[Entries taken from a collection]
....

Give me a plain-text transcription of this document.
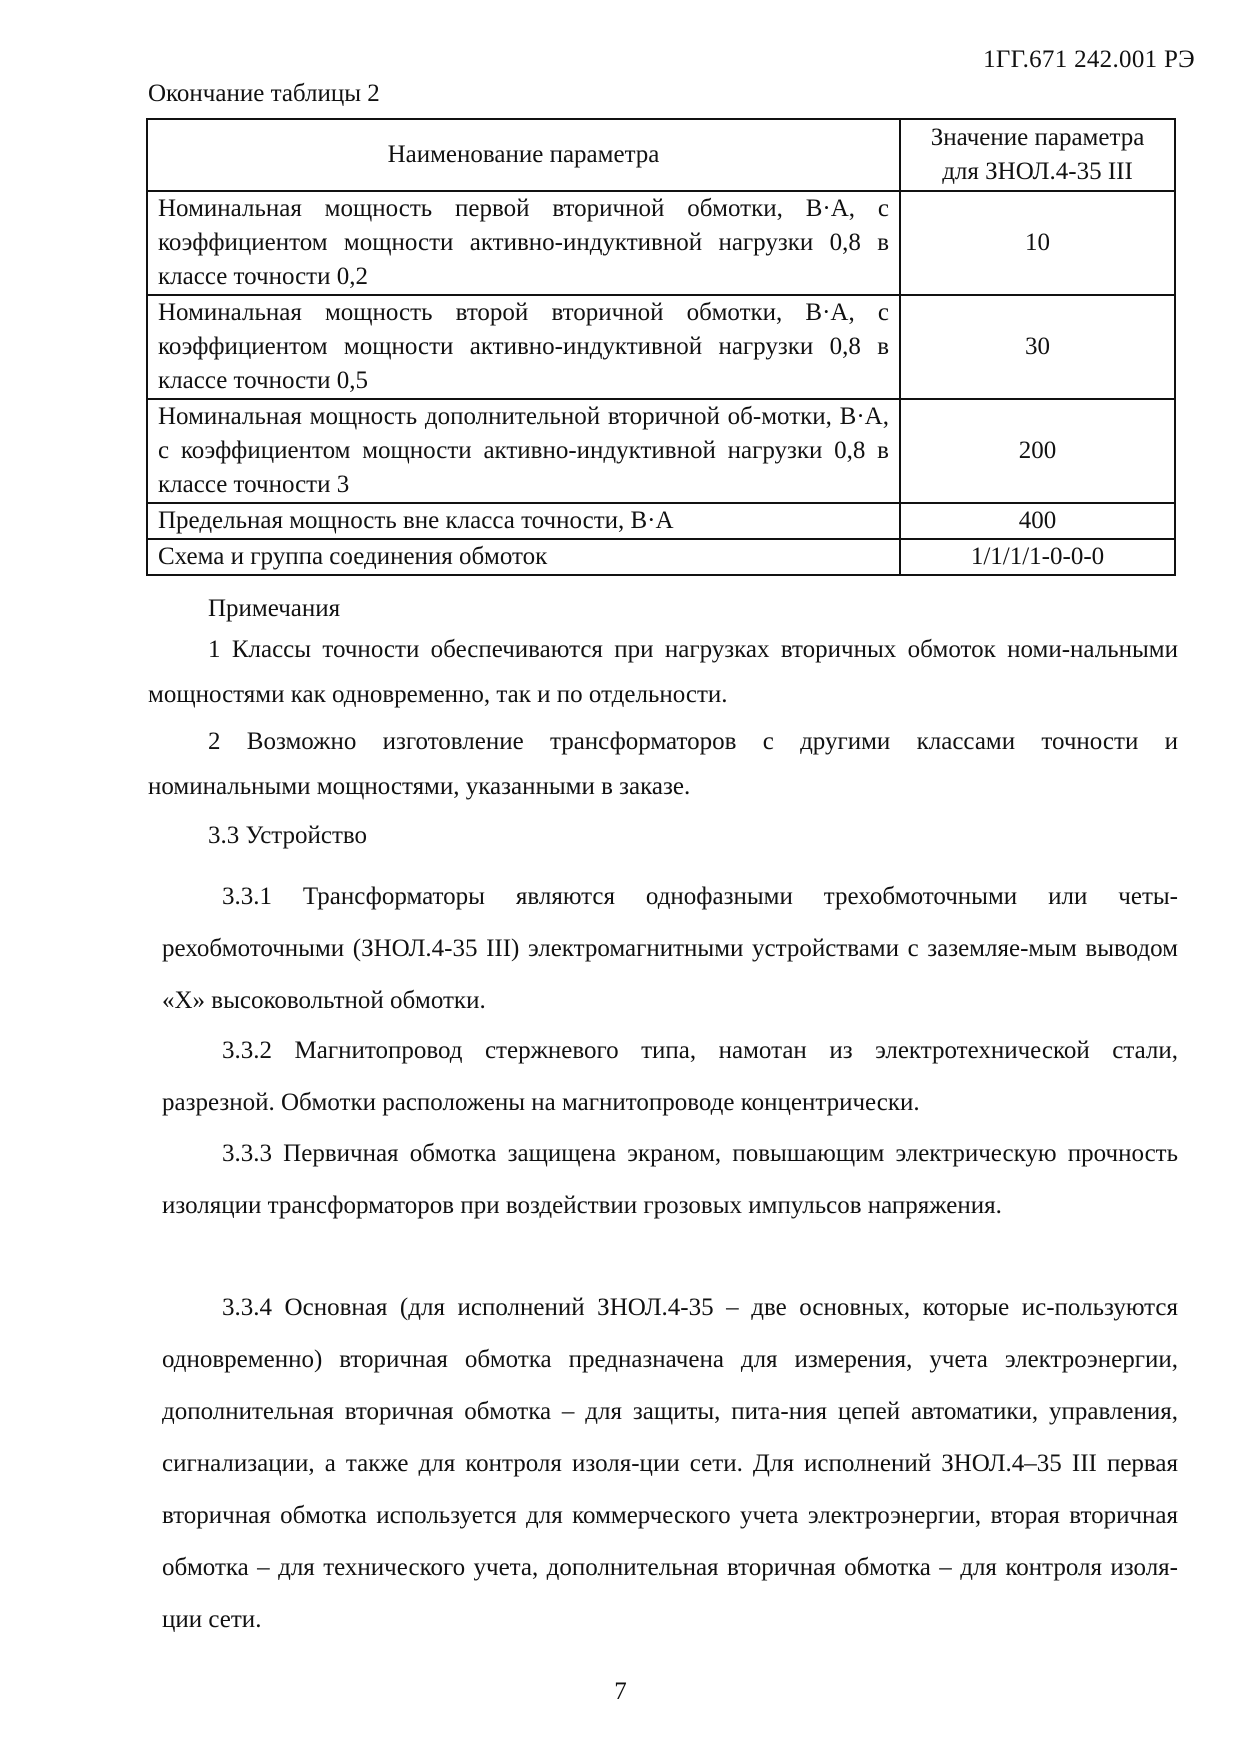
1ГГ.671 242.001 РЭ
Окончание таблицы 2
Наименование параметра	Значение параметра для ЗНОЛ.4-35 III
Номинальная мощность первой вторичной обмотки, В·А, с коэффициентом мощности активно-индуктивной нагрузки 0,8 в классе точности 0,2	10
Номинальная мощность второй вторичной обмотки, В·А, с коэффициентом мощности активно-индуктивной нагрузки 0,8 в классе точности 0,5	30
Номинальная мощность дополнительной вторичной об-мотки, В·А, с коэффициентом мощности активно-индуктивной нагрузки 0,8 в классе точности 3	200
Предельная мощность вне класса точности, В·А	400
Схема и группа соединения обмоток	1/1/1/1-0-0-0
Примечания
1 Классы точности обеспечиваются при нагрузках вторичных обмоток номи-нальными мощностями как одновременно, так и по отдельности.
2 Возможно изготовление трансформаторов с другими классами точности и номинальными мощностями, указанными в заказе.
3.3 Устройство
3.3.1 Трансформаторы являются однофазными трехобмоточными или четы-рехобмоточными (ЗНОЛ.4-35 III) электромагнитными устройствами с заземляе-мым выводом «Х» высоковольтной обмотки.
3.3.2 Магнитопровод стержневого типа, намотан из электротехнической стали, разрезной. Обмотки расположены на магнитопроводе концентрически.
3.3.3 Первичная обмотка защищена экраном, повышающим электрическую прочность изоляции трансформаторов при воздействии грозовых импульсов напряжения.
3.3.4 Основная (для исполнений ЗНОЛ.4-35 – две основных, которые ис-пользуются одновременно) вторичная обмотка предназначена для измерения, учета электроэнергии, дополнительная вторичная обмотка – для защиты, пита-ния цепей автоматики, управления, сигнализации, а также для контроля изоля-ции сети. Для исполнений ЗНОЛ.4–35 III первая вторичная обмотка используется для коммерческого учета электроэнергии, вторая вторичная обмотка – для технического учета, дополнительная вторичная обмотка – для контроля изоля-ции сети.
7
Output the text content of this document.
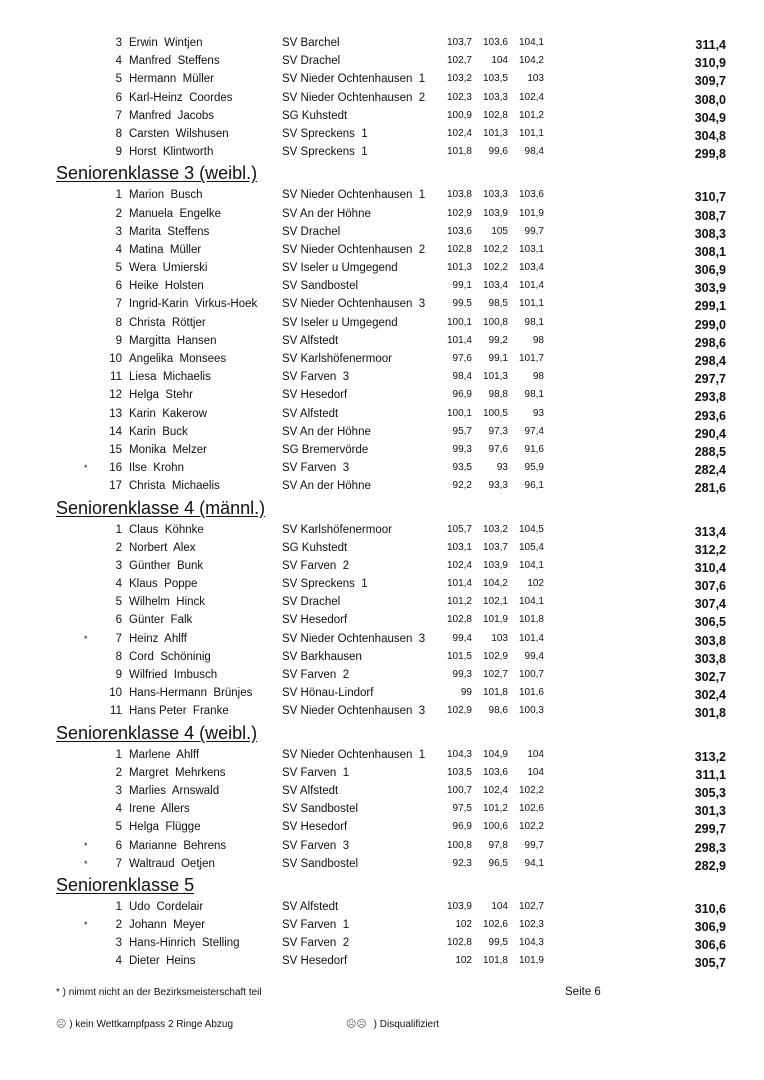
3 Erwin  Wintjen	SV Barchel	103,7	103,6	104,1	311,4
4 Manfred  Steffens	SV Drachel	102,7	104	104,2	310,9
5 Hermann  Müller	SV Nieder Ochtenhausen  1	103,2	103,5	103	309,7
6 Karl-Heinz  Coordes	SV Nieder Ochtenhausen  2	102,3	103,3	102,4	308,0
7 Manfred  Jacobs	SG Kuhstedt	100,9	102,8	101,2	304,9
8 Carsten  Wilshusen	SV Spreckens  1	102,4	101,3	101,1	304,8
9 Horst  Klintworth	SV Spreckens  1	101,8	99,6	98,4	299,8
Seniorenklasse 3 (weibl.)
1 Marion  Busch	SV Nieder Ochtenhausen  1	103,8	103,3	103,6	310,7
2 Manuela  Engelke	SV An der Höhne	102,9	103,9	101,9	308,7
3 Marita  Steffens	SV Drachel	103,6	105	99,7	308,3
4 Matina  Müller	SV Nieder Ochtenhausen  2	102,8	102,2	103,1	308,1
5 Wera  Umierski	SV Iseler u Umgegend	101,3	102,2	103,4	306,9
6 Heike  Holsten	SV Sandbostel	99,1	103,4	101,4	303,9
7 Ingrid-Karin  Virkus-Hoek SV Nieder Ochtenhausen  3	99,5	98,5	101,1	299,1
8 Christa  Röttjer	SV Iseler u Umgegend	100,1	100,8	98,1	299,0
9 Margitta  Hansen	SV Alfstedt	101,4	99,2	98	298,6
10 Angelika  Monsees	SV Karlshöfenermoor	97,6	99,1	101,7	298,4
11 Liesa  Michaelis	SV Farven  3	98,4	101,3	98	297,7
12 Helga  Stehr	SV Hesedorf	96,9	98,8	98,1	293,8
13 Karin  Kakerow	SV Alfstedt	100,1	100,5	93	293,6
14 Karin  Buck	SV An der Höhne	95,7	97,3	97,4	290,4
15 Monika  Melzer	SG Bremervörde	99,3	97,6	91,6	288,5
*	16 Ilse  Krohn	SV Farven  3	93,5	93	95,9	282,4
17 Christa  Michaelis	SV An der Höhne	92,2	93,3	96,1	281,6
Seniorenklasse 4 (männl.)
1 Claus  Köhnke	SV Karlshöfenermoor	105,7	103,2	104,5	313,4
2 Norbert  Alex	SG Kuhstedt	103,1	103,7	105,4	312,2
3 Günther  Bunk	SV Farven  2	102,4	103,9	104,1	310,4
4 Klaus  Poppe	SV Spreckens  1	101,4	104,2	102	307,6
5 Wilhelm  Hinck	SV Drachel	101,2	102,1	104,1	307,4
6 Günter  Falk	SV Hesedorf	102,8	101,9	101,8	306,5
*	7 Heinz  Ahlff	SV Nieder Ochtenhausen  3	99,4	103	101,4	303,8
8 Cord  Schöninig	SV Barkhausen	101,5	102,9	99,4	303,8
9 Wilfried  Imbusch	SV Farven  2	99,3	102,7	100,7	302,7
10 Hans-Hermann  Brünjes	SV Hönau-Lindorf	99	101,8	101,6	302,4
11 Hans Peter  Franke	SV Nieder Ochtenhausen  3	102,9	98,6	100,3	301,8
Seniorenklasse 4 (weibl.)
1 Marlene  Ahlff	SV Nieder Ochtenhausen  1	104,3	104,9	104	313,2
2 Margret  Mehrkens	SV Farven  1	103,5	103,6	104	311,1
3 Marlies  Arnswald	SV Alfstedt	100,7	102,4	102,2	305,3
4 Irene  Allers	SV Sandbostel	97,5	101,2	102,6	301,3
5 Helga  Flügge	SV Hesedorf	96,9	100,6	102,2	299,7
*	6 Marianne  Behrens	SV Farven  3	100,8	97,8	99,7	298,3
*	7 Waltraud  Oetjen	SV Sandbostel	92,3	96,5	94,1	282,9
Seniorenklasse 5
1 Udo  Cordelair	SV Alfstedt	103,9	104	102,7	310,6
*	2 Johann  Meyer	SV Farven  1	102	102,6	102,3	306,9
3 Hans-Hinrich  Stelling	SV Farven  2	102,8	99,5	104,3	306,6
4 Dieter  Heins	SV Hesedorf	102	101,8	101,9	305,7
* ) nimmt nicht an der Bezirksmeisterschaft teil	Seite 6
☹ ) kein Wettkampfpass 2 Ringe Abzug	☹☹ ) Disqualifiziert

....

#### Given problem:
Above are the records. Identify each line that contains the word "Steffens".

#### The response:
4 Manfred  Steffens	SV Drachel	102,7	104	104,2	310,9
3 Marita  Steffens	SV Drachel	103,6	105	99,7	308,3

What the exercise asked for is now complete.